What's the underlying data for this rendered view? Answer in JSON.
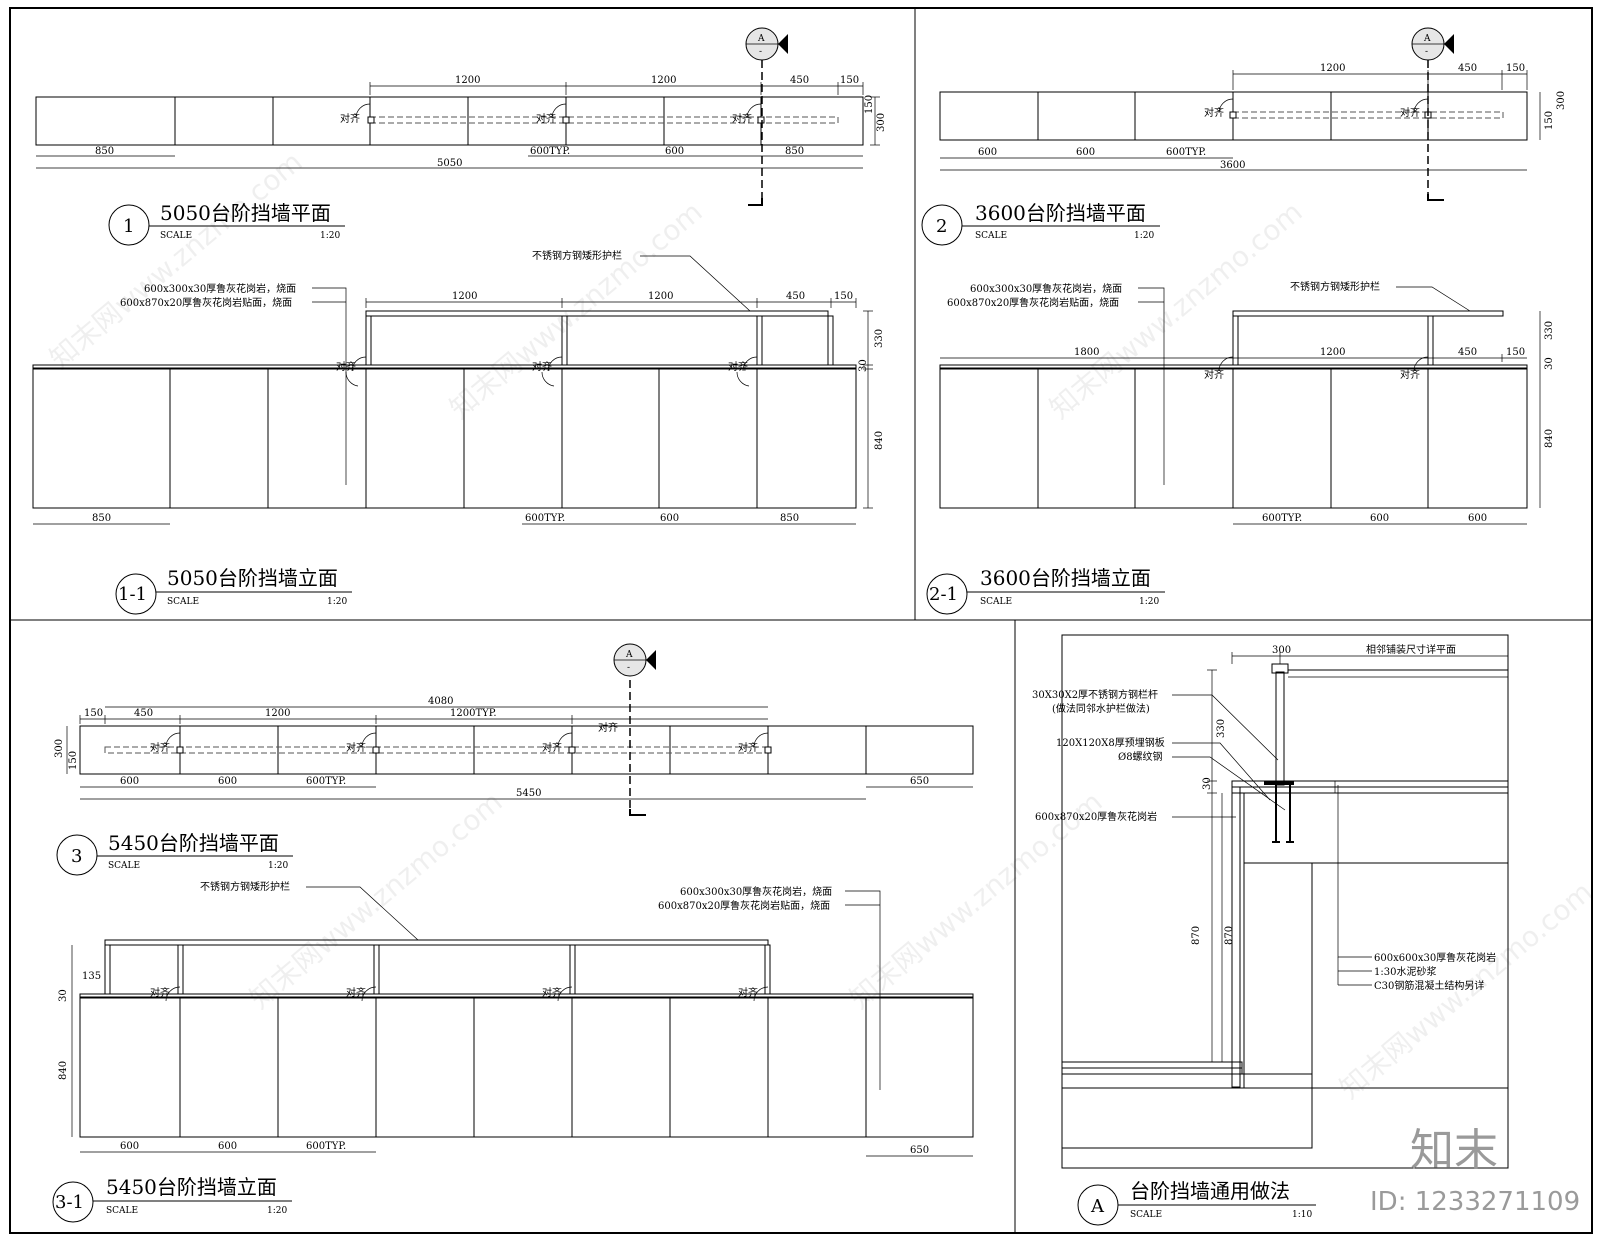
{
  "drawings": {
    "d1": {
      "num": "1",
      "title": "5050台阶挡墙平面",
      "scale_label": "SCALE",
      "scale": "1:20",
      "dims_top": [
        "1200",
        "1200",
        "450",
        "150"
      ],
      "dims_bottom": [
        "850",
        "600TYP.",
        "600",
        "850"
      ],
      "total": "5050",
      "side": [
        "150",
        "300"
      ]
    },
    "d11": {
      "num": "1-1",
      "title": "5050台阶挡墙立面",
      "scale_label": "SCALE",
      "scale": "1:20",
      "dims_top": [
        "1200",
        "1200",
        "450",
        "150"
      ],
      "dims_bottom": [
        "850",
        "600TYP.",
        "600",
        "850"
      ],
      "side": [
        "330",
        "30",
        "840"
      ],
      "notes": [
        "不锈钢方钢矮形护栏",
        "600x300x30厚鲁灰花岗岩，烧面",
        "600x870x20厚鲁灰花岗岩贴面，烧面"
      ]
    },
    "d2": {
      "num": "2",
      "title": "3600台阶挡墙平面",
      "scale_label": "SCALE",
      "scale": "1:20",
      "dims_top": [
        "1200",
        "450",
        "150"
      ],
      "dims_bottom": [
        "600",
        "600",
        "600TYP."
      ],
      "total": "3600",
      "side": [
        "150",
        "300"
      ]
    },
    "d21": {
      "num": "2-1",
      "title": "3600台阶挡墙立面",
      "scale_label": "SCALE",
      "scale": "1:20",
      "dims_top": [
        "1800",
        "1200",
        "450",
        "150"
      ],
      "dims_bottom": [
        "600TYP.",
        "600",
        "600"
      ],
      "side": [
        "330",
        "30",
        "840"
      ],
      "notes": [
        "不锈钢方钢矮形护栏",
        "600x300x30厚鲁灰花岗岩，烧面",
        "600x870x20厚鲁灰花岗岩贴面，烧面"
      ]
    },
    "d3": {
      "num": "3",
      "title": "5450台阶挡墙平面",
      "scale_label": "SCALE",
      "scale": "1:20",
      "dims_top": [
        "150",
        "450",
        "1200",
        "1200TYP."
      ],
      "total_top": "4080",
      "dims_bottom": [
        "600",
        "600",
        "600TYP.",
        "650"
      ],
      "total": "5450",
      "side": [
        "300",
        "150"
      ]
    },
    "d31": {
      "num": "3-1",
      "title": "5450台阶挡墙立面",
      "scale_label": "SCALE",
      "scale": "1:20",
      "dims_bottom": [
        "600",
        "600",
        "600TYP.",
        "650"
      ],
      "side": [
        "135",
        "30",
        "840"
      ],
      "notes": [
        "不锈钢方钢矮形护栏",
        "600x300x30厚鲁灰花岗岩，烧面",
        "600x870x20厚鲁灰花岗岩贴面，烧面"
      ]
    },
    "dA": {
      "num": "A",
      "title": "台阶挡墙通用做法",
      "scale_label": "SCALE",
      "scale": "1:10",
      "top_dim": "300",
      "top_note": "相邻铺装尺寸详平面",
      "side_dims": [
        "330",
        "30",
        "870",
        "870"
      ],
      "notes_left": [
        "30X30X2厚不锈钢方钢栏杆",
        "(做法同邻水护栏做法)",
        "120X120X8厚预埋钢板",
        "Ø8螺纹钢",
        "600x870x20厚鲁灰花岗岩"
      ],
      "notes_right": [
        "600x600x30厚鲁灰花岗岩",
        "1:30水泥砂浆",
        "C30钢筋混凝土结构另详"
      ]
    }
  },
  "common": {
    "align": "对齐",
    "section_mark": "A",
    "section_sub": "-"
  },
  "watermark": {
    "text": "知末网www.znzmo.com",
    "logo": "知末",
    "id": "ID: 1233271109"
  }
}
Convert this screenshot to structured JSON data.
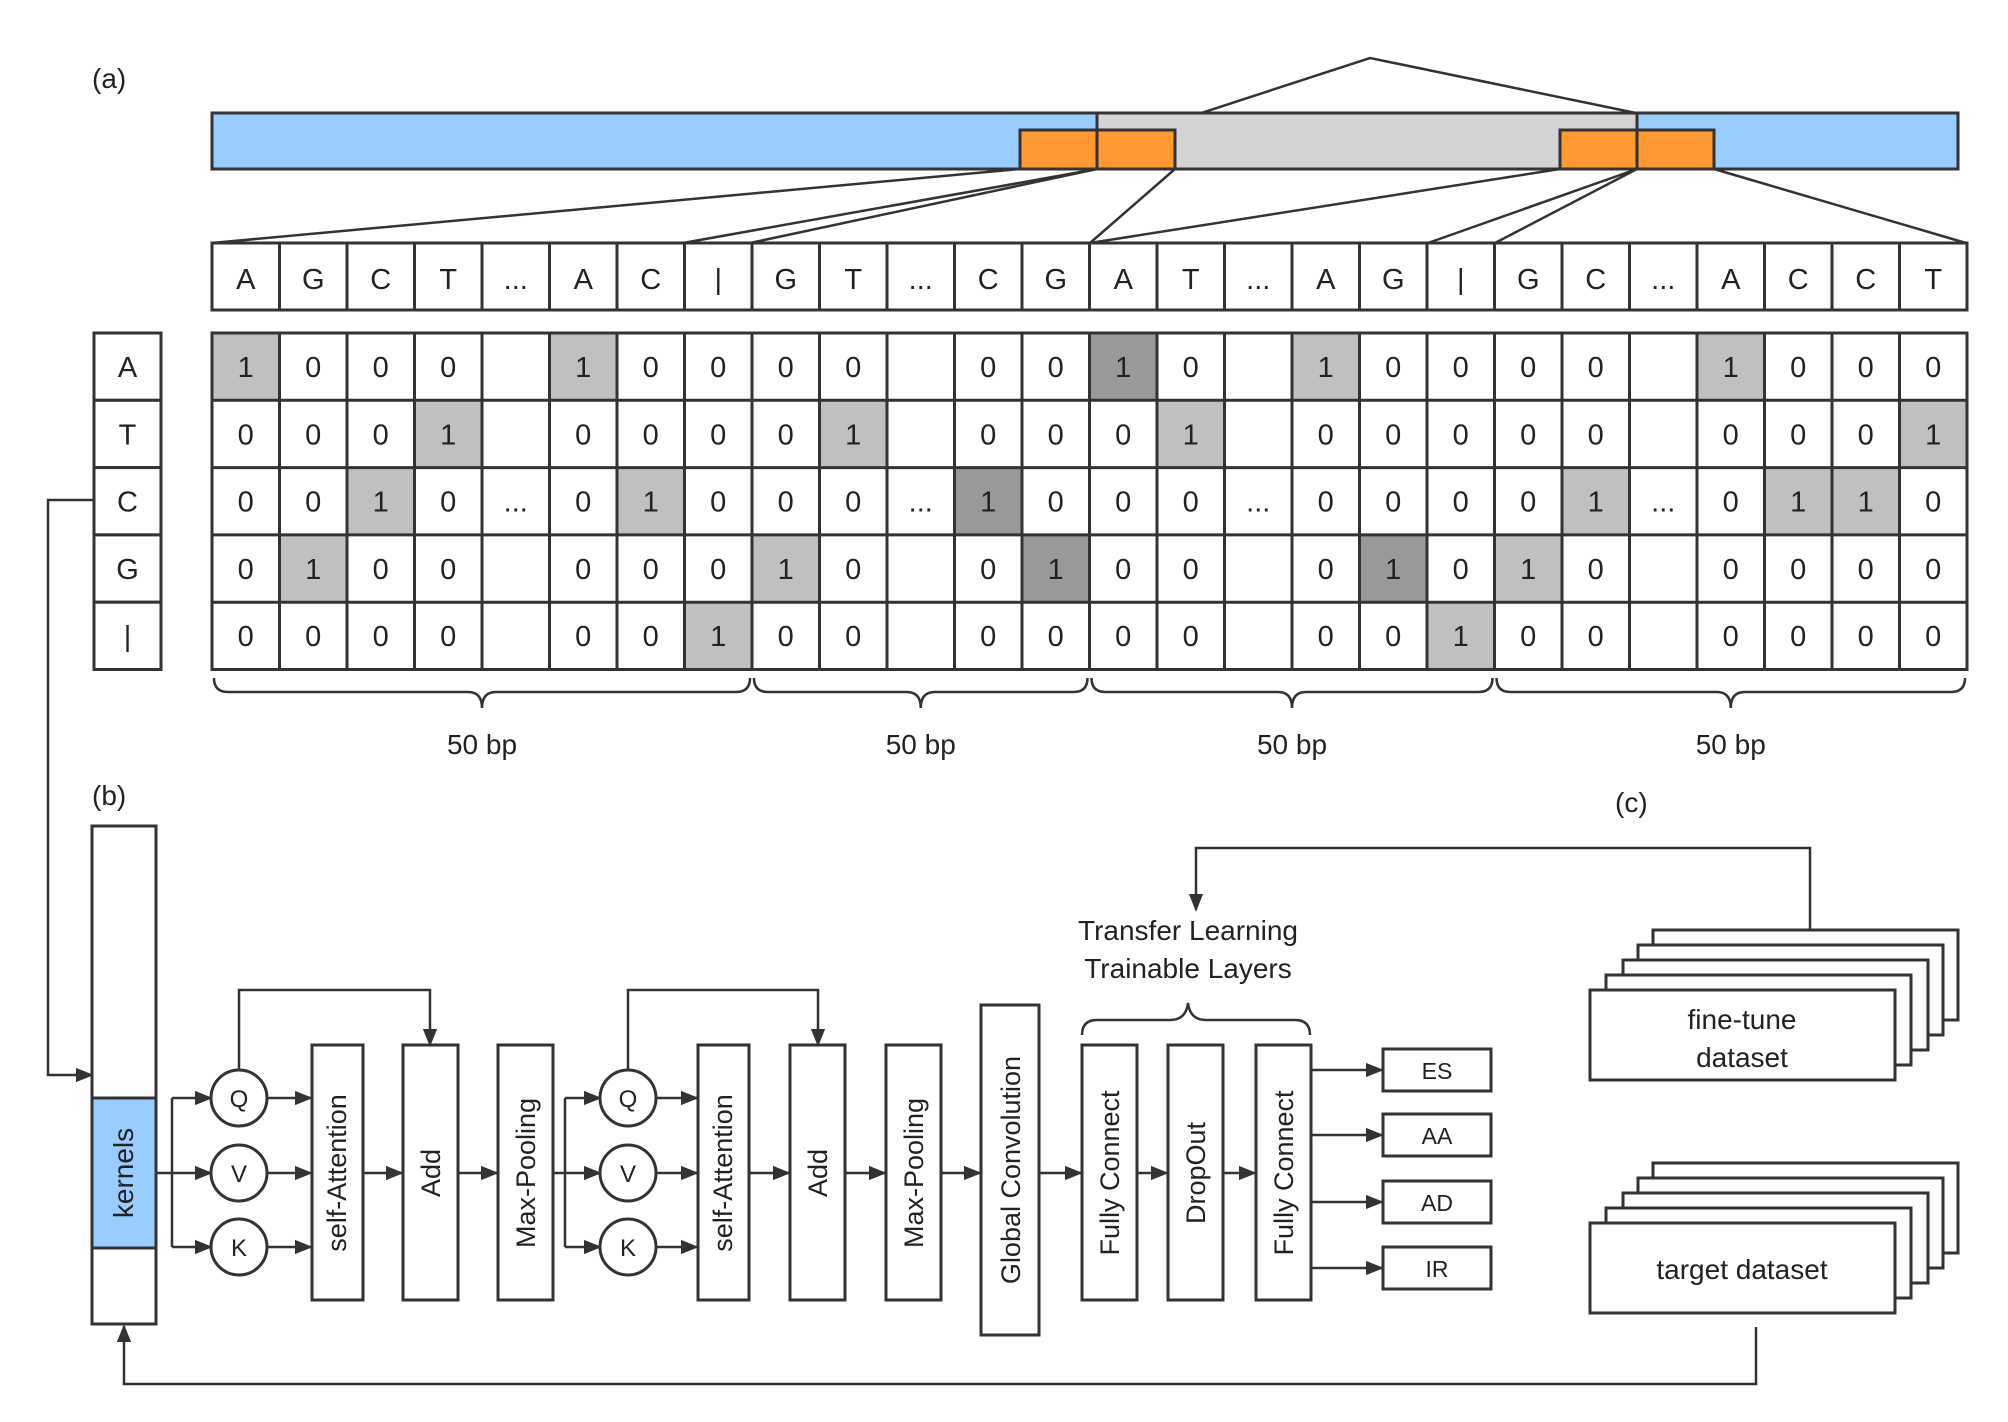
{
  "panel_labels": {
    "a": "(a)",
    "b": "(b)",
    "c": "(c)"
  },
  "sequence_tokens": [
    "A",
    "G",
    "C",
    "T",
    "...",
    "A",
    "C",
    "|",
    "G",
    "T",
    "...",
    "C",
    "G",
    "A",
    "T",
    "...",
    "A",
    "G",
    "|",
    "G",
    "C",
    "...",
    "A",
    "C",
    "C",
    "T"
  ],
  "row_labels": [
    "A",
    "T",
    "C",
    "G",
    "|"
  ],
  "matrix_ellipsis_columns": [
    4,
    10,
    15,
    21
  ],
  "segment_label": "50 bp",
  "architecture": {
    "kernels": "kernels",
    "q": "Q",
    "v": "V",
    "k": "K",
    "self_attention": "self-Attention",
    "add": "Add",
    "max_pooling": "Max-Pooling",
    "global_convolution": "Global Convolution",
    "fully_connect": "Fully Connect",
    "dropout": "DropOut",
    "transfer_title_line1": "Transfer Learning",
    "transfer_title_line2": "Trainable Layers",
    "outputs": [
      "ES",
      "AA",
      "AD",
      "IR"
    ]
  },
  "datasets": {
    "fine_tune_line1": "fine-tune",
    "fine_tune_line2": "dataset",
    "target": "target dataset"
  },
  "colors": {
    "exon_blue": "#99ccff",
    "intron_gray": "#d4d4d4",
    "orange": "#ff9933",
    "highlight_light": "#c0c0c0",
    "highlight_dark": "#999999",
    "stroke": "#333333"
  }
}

◆ ◆ ◆ ◆ ◆ ◆ ◆

- **Objective**: Extract each line holding the string "JSON".

- **Solution to this exercise**:
What's the underlying data for this rendered view? Answer in JSON.
Convert this screenshot to structured JSON data.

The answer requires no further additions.